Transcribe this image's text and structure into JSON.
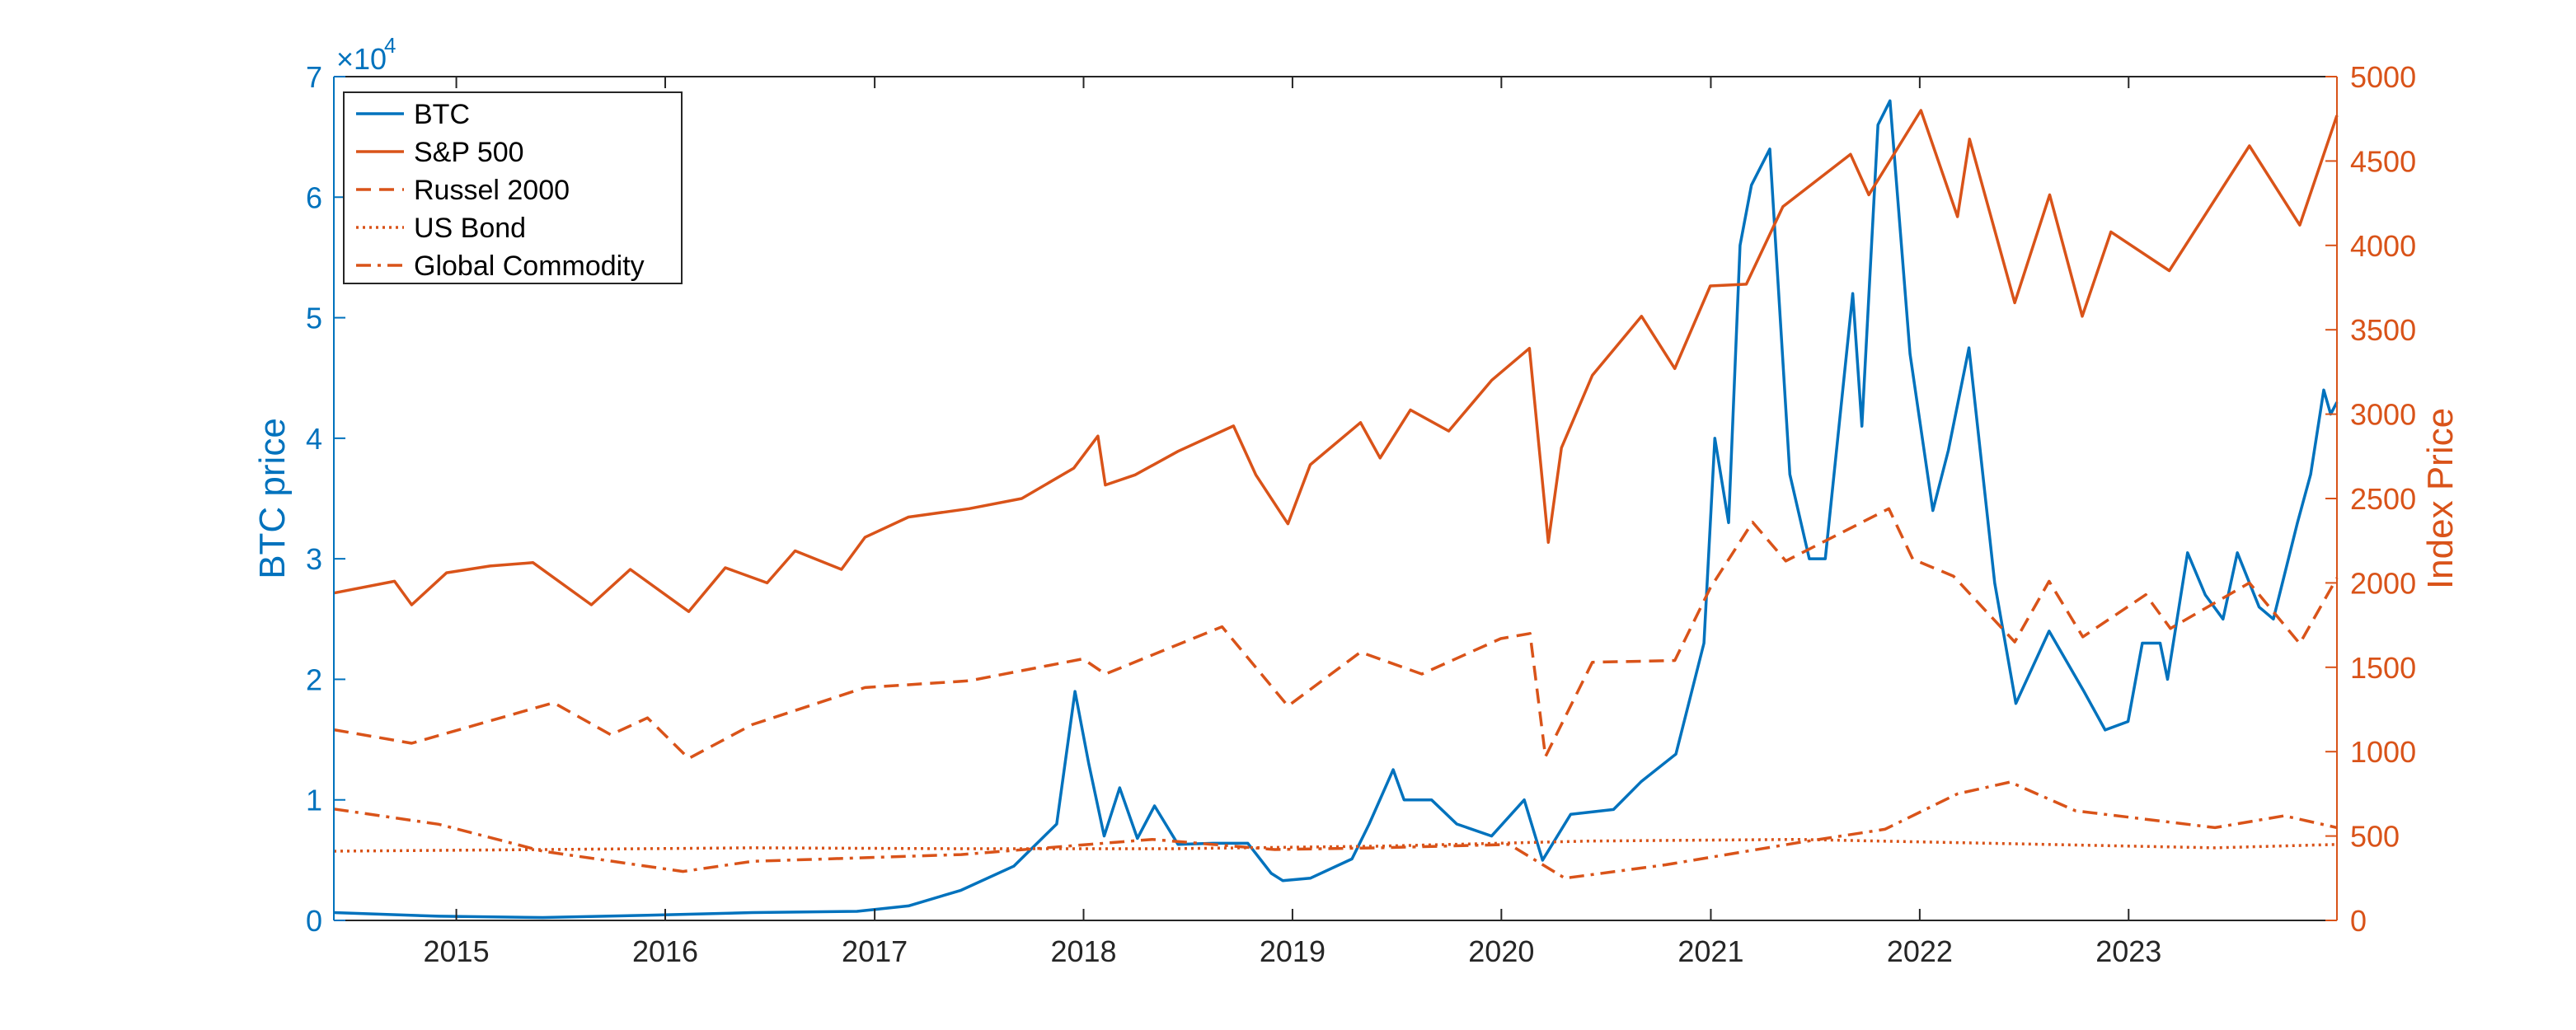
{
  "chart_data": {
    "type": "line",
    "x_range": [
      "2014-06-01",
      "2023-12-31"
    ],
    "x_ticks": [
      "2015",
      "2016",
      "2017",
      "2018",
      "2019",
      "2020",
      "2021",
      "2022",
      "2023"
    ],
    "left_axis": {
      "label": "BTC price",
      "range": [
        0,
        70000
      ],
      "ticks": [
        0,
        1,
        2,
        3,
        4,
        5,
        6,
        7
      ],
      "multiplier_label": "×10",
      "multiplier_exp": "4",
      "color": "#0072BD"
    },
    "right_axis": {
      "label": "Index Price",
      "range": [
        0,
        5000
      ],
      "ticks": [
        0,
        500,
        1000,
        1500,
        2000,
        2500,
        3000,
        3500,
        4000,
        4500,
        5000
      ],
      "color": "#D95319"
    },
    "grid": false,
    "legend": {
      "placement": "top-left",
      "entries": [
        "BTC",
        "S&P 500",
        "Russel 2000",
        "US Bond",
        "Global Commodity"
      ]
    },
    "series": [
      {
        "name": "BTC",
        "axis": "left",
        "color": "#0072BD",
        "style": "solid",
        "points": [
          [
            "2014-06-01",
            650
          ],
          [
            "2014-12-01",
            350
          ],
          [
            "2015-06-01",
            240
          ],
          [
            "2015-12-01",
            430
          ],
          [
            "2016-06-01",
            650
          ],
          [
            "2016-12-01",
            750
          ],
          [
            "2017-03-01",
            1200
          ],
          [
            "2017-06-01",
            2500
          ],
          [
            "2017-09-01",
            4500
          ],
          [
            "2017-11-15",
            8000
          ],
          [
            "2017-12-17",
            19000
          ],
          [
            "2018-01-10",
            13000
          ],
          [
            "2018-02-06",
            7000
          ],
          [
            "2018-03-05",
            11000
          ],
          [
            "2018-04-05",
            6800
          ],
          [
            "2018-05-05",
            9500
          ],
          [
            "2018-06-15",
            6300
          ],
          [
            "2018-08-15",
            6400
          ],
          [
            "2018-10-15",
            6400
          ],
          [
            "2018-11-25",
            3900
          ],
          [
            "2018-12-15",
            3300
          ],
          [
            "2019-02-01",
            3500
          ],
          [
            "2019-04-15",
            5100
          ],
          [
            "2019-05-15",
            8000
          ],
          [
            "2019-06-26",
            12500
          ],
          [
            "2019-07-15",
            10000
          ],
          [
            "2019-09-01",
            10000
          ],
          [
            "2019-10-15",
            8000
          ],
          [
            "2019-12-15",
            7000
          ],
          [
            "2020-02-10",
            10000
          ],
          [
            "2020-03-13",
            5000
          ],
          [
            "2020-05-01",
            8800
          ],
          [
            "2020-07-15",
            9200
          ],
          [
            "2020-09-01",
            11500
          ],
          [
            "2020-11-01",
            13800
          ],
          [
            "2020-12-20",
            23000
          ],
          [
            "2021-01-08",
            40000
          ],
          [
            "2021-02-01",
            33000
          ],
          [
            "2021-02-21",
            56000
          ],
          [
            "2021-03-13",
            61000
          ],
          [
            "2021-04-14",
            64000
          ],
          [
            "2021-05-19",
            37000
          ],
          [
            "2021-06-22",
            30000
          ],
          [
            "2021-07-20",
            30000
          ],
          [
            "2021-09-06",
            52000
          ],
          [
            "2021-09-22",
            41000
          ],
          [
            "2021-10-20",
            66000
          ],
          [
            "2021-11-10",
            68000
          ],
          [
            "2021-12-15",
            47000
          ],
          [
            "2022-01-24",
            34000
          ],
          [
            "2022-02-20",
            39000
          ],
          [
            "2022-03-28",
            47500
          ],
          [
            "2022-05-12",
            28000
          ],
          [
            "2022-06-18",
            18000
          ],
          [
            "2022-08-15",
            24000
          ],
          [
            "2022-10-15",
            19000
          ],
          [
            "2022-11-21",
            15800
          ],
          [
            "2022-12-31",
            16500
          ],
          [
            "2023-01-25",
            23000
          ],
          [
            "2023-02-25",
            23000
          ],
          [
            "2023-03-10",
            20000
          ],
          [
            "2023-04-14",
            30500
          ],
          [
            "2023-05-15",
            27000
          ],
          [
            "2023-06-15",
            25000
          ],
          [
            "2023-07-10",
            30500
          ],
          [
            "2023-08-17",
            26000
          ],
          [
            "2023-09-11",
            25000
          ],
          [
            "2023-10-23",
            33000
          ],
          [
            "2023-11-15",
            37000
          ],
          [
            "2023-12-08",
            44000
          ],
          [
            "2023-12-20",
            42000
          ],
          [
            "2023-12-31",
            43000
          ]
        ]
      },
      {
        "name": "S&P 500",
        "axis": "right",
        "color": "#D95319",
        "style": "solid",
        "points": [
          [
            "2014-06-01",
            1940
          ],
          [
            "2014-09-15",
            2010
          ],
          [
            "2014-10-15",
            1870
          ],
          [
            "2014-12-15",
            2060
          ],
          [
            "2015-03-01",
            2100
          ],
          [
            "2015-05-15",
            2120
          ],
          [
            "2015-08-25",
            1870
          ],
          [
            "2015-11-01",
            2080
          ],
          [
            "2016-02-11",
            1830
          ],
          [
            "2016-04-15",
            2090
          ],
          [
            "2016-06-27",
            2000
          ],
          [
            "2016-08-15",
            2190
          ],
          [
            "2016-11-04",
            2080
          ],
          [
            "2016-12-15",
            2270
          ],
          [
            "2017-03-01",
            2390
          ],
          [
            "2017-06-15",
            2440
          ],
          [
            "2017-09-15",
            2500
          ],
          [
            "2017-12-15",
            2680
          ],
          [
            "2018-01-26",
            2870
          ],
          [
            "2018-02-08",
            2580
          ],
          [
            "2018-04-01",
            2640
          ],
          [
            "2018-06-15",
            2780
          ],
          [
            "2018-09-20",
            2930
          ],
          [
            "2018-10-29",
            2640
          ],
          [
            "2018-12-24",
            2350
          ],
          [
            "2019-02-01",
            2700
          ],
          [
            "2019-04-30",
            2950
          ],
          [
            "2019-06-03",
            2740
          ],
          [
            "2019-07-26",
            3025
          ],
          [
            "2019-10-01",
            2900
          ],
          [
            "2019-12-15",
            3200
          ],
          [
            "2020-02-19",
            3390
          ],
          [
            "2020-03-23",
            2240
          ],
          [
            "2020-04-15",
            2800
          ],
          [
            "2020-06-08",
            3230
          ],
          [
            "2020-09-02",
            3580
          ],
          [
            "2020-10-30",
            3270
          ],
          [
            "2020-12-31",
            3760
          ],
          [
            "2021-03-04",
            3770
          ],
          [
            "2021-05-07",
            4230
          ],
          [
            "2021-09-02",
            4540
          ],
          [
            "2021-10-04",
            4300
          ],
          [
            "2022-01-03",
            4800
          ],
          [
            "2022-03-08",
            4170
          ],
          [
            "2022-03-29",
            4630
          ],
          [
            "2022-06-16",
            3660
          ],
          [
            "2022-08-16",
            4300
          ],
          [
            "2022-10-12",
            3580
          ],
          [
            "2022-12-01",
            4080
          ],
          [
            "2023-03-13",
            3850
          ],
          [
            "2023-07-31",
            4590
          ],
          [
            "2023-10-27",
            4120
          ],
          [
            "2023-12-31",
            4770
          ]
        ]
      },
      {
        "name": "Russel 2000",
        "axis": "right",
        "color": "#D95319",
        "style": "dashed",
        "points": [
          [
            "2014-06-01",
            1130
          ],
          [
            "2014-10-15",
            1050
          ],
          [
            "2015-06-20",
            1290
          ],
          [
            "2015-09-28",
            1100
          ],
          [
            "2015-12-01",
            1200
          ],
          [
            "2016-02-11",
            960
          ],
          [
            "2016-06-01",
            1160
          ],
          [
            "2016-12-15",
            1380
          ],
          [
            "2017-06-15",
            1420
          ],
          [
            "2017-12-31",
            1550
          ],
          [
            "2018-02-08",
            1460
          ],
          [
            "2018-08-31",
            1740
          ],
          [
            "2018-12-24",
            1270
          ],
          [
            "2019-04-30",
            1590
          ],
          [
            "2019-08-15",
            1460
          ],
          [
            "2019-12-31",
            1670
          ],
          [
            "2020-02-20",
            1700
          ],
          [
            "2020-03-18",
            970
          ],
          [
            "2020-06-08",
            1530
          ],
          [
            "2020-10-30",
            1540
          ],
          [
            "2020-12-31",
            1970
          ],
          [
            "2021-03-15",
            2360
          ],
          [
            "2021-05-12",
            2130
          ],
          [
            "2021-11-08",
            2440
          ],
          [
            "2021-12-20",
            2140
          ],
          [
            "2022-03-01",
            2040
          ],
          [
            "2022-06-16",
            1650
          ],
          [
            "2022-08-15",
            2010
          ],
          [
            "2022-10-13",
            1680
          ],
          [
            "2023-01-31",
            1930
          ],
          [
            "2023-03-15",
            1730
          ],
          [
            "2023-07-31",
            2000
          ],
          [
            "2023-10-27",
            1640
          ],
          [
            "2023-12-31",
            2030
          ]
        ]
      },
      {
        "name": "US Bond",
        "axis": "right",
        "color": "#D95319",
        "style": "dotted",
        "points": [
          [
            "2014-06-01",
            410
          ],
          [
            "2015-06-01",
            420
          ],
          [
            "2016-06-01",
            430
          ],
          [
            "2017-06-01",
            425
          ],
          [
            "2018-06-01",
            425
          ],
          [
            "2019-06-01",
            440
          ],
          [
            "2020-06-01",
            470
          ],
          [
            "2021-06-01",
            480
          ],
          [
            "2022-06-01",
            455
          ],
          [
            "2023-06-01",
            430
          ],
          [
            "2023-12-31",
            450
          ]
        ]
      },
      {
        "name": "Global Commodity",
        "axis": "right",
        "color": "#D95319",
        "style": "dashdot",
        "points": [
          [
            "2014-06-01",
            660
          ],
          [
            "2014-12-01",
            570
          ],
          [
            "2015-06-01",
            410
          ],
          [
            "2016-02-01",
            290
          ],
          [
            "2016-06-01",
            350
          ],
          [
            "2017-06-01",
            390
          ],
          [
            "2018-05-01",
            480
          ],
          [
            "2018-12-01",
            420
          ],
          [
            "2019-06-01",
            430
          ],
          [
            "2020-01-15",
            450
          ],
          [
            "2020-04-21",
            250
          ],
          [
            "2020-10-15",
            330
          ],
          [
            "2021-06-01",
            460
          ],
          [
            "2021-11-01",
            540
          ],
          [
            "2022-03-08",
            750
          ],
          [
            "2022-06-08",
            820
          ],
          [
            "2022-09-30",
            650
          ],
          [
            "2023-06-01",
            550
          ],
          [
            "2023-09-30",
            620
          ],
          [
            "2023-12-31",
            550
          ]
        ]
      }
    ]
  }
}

————

▶ [THE REQUEST] From the material above, copy each line that includes the word "Global".

▶ [FINAL ANSWER]
        "Global Commodity"
        "name": "Global Commodity",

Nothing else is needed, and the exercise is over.